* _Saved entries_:
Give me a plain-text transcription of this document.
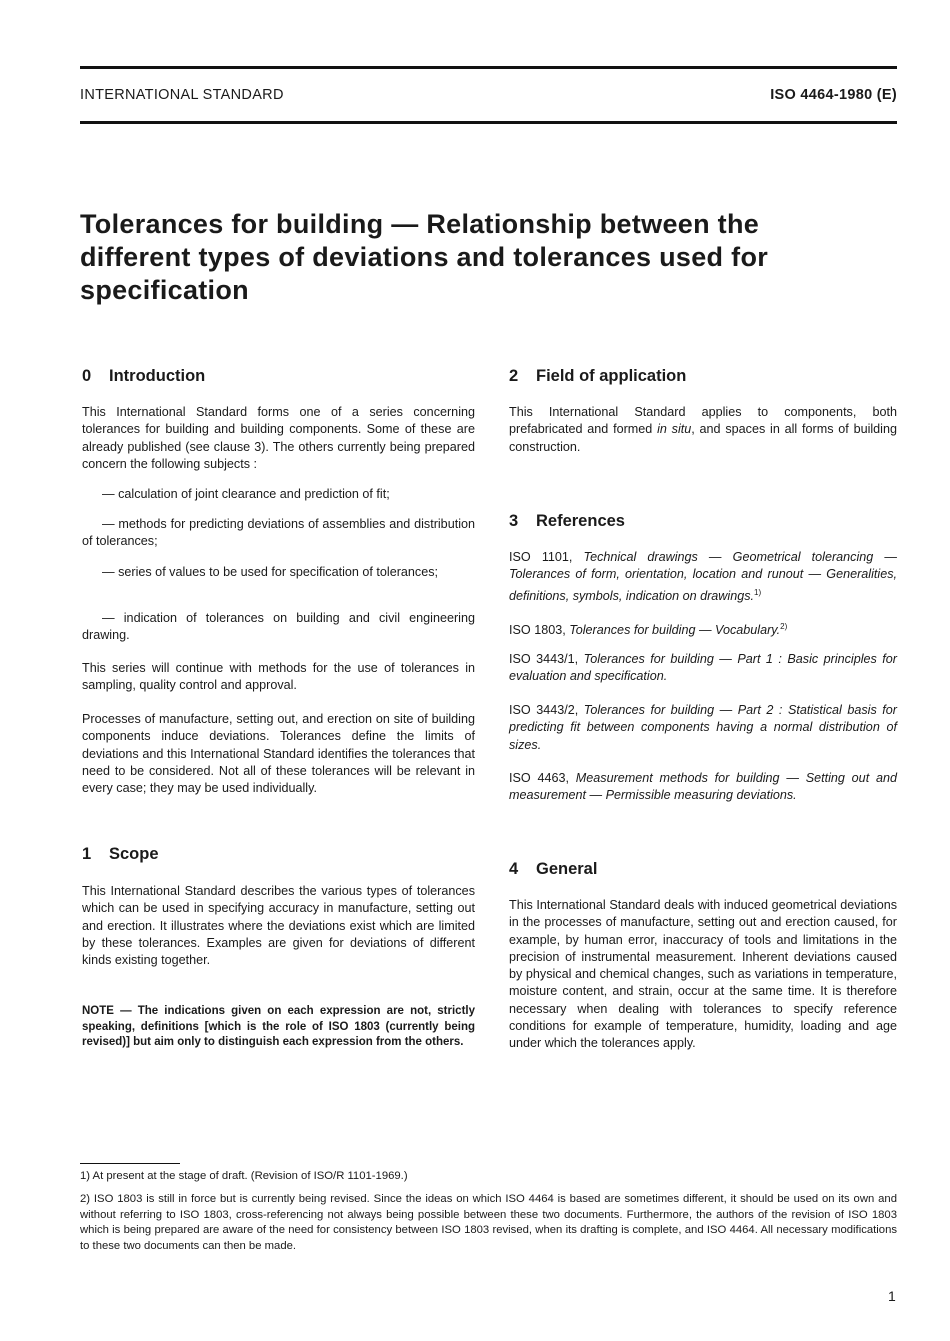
INTERNATIONAL STANDARD	ISO 4464-1980 (E)
Tolerances for building — Relationship between the
different types of deviations and tolerances used for
specification
0 Introduction

This International Standard forms one of a series concerning tolerances for building and building components. Some of these are already published (see clause 3). The others currently being prepared concern the following subjects :

— calculation of joint clearance and prediction of fit;

— methods for predicting deviations of assemblies and distribution of tolerances;

— series of values to be used for specification of tolerances;

— indication of tolerances on building and civil engineering drawing.

This series will continue with methods for the use of tolerances in sampling, quality control and approval.

Processes of manufacture, setting out, and erection on site of building components induce deviations. Tolerances define the limits of deviations and this International Standard identifies the tolerances that need to be considered. Not all of these tolerances will be relevant in every case; they may be used individually.

1 Scope

This International Standard describes the various types of tolerances which can be used in specifying accuracy in manufacture, setting out and erection. It illustrates where the deviations exist which are limited by these tolerances. Examples are given for deviations of different kinds existing together.

NOTE — The indications given on each expression are not, strictly speaking, definitions [which is the role of ISO 1803 (currently being revised)] but aim only to distinguish each expression from the others.

2 Field of application

This International Standard applies to components, both prefabricated and formed in situ, and spaces in all forms of building construction.

3 References

ISO 1101, Technical drawings — Geometrical tolerancing — Tolerances of form, orientation, location and runout — Generalities, definitions, symbols, indication on drawings.$^{1)}$

ISO 1803, Tolerances for building — Vocabulary.$^{2)}$

ISO 3443/1, Tolerances for building — Part 1 : Basic principles for evaluation and specification.

ISO 3443/2, Tolerances for building — Part 2 : Statistical basis for predicting fit between components having a normal distribution of sizes.

ISO 4463, Measurement methods for building — Setting out and measurement — Permissible measuring deviations.

4 General

This International Standard deals with induced geometrical deviations in the processes of manufacture, setting out and erection caused, for example, by human error, inaccuracy of tools and limitations in the precision of instrumental measurement. Inherent deviations caused by physical and chemical changes, such as variations in temperature, moisture content, and strain, occur at the same time. It is therefore necessary when dealing with tolerances to specify reference conditions for example of temperature, humidity, loading and age under which the tolerances apply.

1) At present at the stage of draft. (Revision of ISO/R 1101-1969.)
2) ISO 1803 is still in force but is currently being revised. Since the ideas on which ISO 4464 is based are sometimes different, it should be used on its own and without referring to ISO 1803, cross-referencing not always being possible between these two documents. Furthermore, the authors of the revision of ISO 1803 which is being prepared are aware of the need for consistency between ISO 1803 revised, when its drafting is complete, and ISO 4464. All necessary modifications to these two documents can then be made.
1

* _GIVEN INSTRUCTION_: Return the listing above in full and without alteration, excluding its pictures.

* _EXERCISE ANSWER_:
Give me a plain-text transcription of this document.
INTERNATIONAL STANDARD	ISO 4464-1980 (E)
Tolerances for building — Relationship between the
different types of deviations and tolerances used for
specification
0 Introduction

This International Standard forms one of a series concerning tolerances for building and building components. Some of these are already published (see clause 3). The others currently being prepared concern the following subjects :

— calculation of joint clearance and prediction of fit;

— methods for predicting deviations of assemblies and distribution of tolerances;

— series of values to be used for specification of tolerances;

— indication of tolerances on building and civil engineering drawing.

This series will continue with methods for the use of tolerances in sampling, quality control and approval.

Processes of manufacture, setting out, and erection on site of building components induce deviations. Tolerances define the limits of deviations and this International Standard identifies the tolerances that need to be considered. Not all of these tolerances will be relevant in every case; they may be used individually.

1 Scope

This International Standard describes the various types of tolerances which can be used in specifying accuracy in manufacture, setting out and erection. It illustrates where the deviations exist which are limited by these tolerances. Examples are given for deviations of different kinds existing together.

NOTE — The indications given on each expression are not, strictly speaking, definitions [which is the role of ISO 1803 (currently being revised)] but aim only to distinguish each expression from the others.

2 Field of application

This International Standard applies to components, both prefabricated and formed in situ, and spaces in all forms of building construction.

3 References

ISO 1101, Technical drawings — Geometrical tolerancing — Tolerances of form, orientation, location and runout — Generalities, definitions, symbols, indication on drawings.$^{1)}$

ISO 1803, Tolerances for building — Vocabulary.$^{2)}$

ISO 3443/1, Tolerances for building — Part 1 : Basic principles for evaluation and specification.

ISO 3443/2, Tolerances for building — Part 2 : Statistical basis for predicting fit between components having a normal distribution of sizes.

ISO 4463, Measurement methods for building — Setting out and measurement — Permissible measuring deviations.

4 General

This International Standard deals with induced geometrical deviations in the processes of manufacture, setting out and erection caused, for example, by human error, inaccuracy of tools and limitations in the precision of instrumental measurement. Inherent deviations caused by physical and chemical changes, such as variations in temperature, moisture content, and strain, occur at the same time. It is therefore necessary when dealing with tolerances to specify reference conditions for example of temperature, humidity, loading and age under which the tolerances apply.

1) At present at the stage of draft. (Revision of ISO/R 1101-1969.)
2) ISO 1803 is still in force but is currently being revised. Since the ideas on which ISO 4464 is based are sometimes different, it should be used on its own and without referring to ISO 1803, cross-referencing not always being possible between these two documents. Furthermore, the authors of the revision of ISO 1803 which is being prepared are aware of the need for consistency between ISO 1803 revised, when its drafting is complete, and ISO 4464. All necessary modifications to these two documents can then be made.
1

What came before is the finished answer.